GOAL
Write out each line of the listing as it stands, without the images.

EXTRACTED ENTRIES
-- -- --

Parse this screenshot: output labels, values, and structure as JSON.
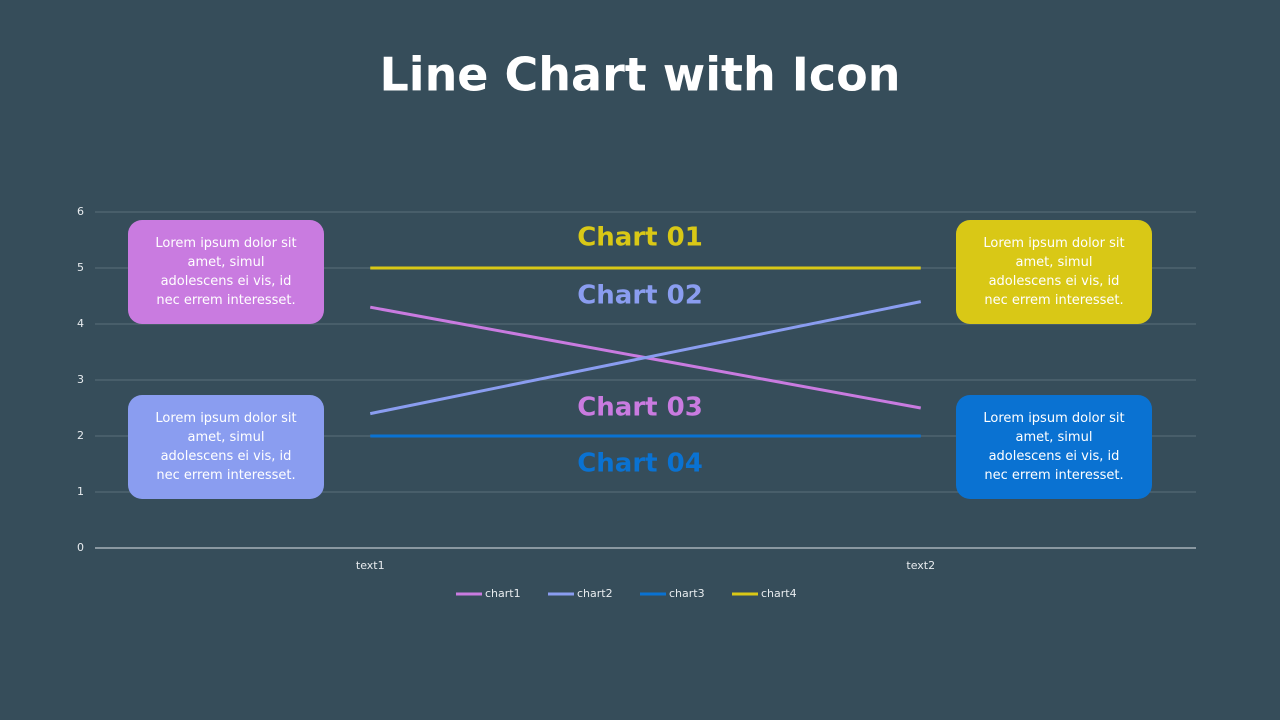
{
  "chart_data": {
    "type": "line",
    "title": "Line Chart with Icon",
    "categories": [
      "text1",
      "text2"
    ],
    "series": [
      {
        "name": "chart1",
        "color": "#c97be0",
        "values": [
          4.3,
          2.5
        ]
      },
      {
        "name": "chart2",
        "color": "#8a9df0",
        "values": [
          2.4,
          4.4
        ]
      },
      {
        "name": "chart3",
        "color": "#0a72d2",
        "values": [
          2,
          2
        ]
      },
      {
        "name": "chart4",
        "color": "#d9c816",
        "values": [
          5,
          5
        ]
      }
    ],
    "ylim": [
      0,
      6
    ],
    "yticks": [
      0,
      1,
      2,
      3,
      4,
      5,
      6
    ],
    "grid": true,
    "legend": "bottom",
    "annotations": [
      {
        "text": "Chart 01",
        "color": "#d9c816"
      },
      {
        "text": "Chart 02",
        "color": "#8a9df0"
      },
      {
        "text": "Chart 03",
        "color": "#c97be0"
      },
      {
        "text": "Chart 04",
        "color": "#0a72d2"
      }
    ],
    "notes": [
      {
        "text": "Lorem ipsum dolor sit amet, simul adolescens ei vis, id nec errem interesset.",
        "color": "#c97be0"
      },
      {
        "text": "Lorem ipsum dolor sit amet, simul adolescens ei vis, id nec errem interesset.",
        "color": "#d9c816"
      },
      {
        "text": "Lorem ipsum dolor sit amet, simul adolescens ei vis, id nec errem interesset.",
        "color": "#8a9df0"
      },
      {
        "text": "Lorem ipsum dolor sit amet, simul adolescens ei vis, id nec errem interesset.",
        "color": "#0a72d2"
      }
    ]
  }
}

-- -- --

CORRECT ANSWER
Parse this screenshot: output labels, values, and structure as JSON.
{
  "chart_data": {
    "type": "line",
    "title": "Line Chart with Icon",
    "categories": [
      "text1",
      "text2"
    ],
    "series": [
      {
        "name": "chart1",
        "color": "#c97be0",
        "values": [
          4.3,
          2.5
        ]
      },
      {
        "name": "chart2",
        "color": "#8a9df0",
        "values": [
          2.4,
          4.4
        ]
      },
      {
        "name": "chart3",
        "color": "#0a72d2",
        "values": [
          2,
          2
        ]
      },
      {
        "name": "chart4",
        "color": "#d9c816",
        "values": [
          5,
          5
        ]
      }
    ],
    "ylim": [
      0,
      6
    ],
    "yticks": [
      0,
      1,
      2,
      3,
      4,
      5,
      6
    ],
    "grid": true,
    "legend": "bottom",
    "annotations": [
      {
        "text": "Chart 01",
        "color": "#d9c816"
      },
      {
        "text": "Chart 02",
        "color": "#8a9df0"
      },
      {
        "text": "Chart 03",
        "color": "#c97be0"
      },
      {
        "text": "Chart 04",
        "color": "#0a72d2"
      }
    ],
    "notes": [
      {
        "text": "Lorem ipsum dolor sit amet, simul adolescens ei vis, id nec errem interesset.",
        "color": "#c97be0"
      },
      {
        "text": "Lorem ipsum dolor sit amet, simul adolescens ei vis, id nec errem interesset.",
        "color": "#d9c816"
      },
      {
        "text": "Lorem ipsum dolor sit amet, simul adolescens ei vis, id nec errem interesset.",
        "color": "#8a9df0"
      },
      {
        "text": "Lorem ipsum dolor sit amet, simul adolescens ei vis, id nec errem interesset.",
        "color": "#0a72d2"
      }
    ]
  }
}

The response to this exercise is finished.